** start Entries provided **
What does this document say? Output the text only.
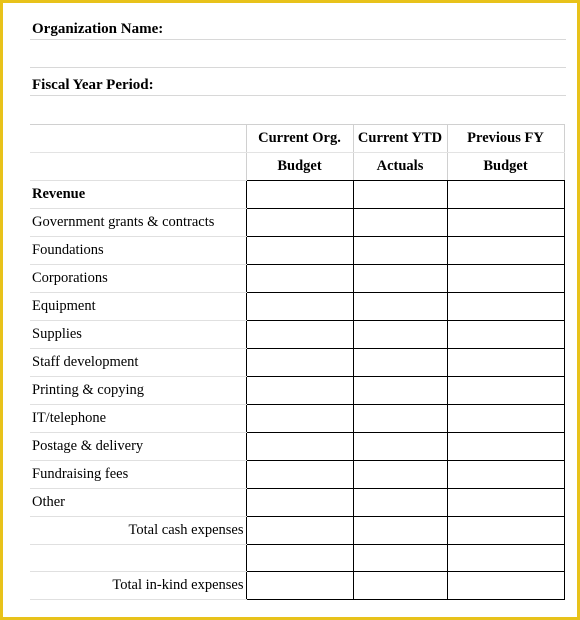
Organization Name:
Fiscal Year Period:
	Current Org.	Current YTD	Previous FY
	Budget	Actuals	Budget
Revenue			
Government grants & contracts			
Foundations			
Corporations			
Equipment			
Supplies			
Staff development			
Printing & copying			
IT/telephone			
Postage & delivery			
Fundraising fees			
Other			
Total cash expenses			

Total in-kind expenses			
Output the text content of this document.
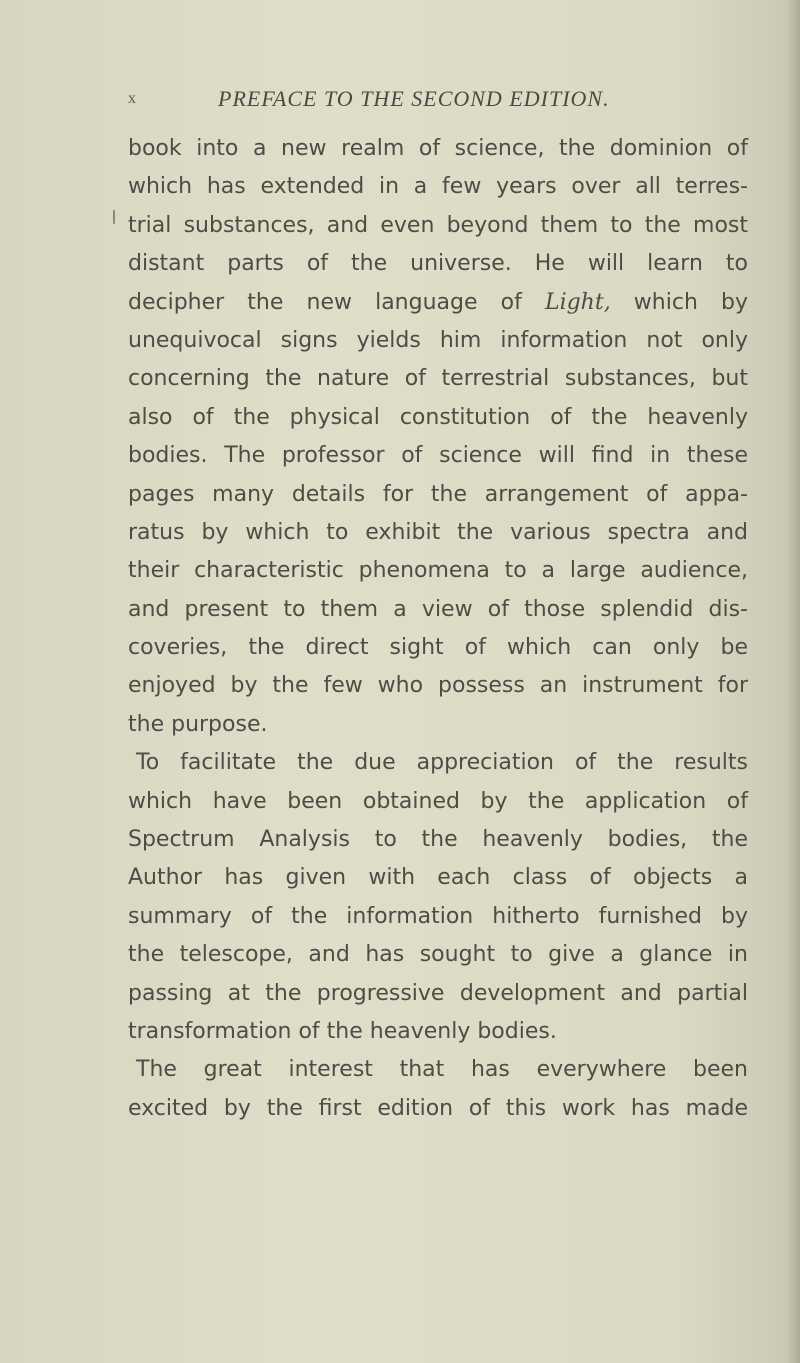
x	PREFACE TO THE SECOND EDITION.
book into a new realm of science, the dominion of
which has extended in a few years over all terres-
trial substances, and even beyond them to the most
distant parts of the universe. He will learn to
decipher the new language of Light, which by
unequivocal signs yields him information not only
concerning the nature of terrestrial substances, but
also of the physical constitution of the heavenly
bodies. The professor of science will find in these
pages many details for the arrangement of appa-
ratus by which to exhibit the various spectra and
their characteristic phenomena to a large audience,
and present to them a view of those splendid dis-
coveries, the direct sight of which can only be
enjoyed by the few who possess an instrument for
the purpose.
To facilitate the due appreciation of the results
which have been obtained by the application of
Spectrum Analysis to the heavenly bodies, the
Author has given with each class of objects a
summary of the information hitherto furnished by
the telescope, and has sought to give a glance in
passing at the progressive development and partial
transformation of the heavenly bodies.
The great interest that has everywhere been
excited by the first edition of this work has made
** end Entries provided **
| Stated goal |
In the entries above, identify every line with the word "science". Copy those lines.

| Expected output |
book into a new realm of science, the dominion of
bodies. The professor of science will find in these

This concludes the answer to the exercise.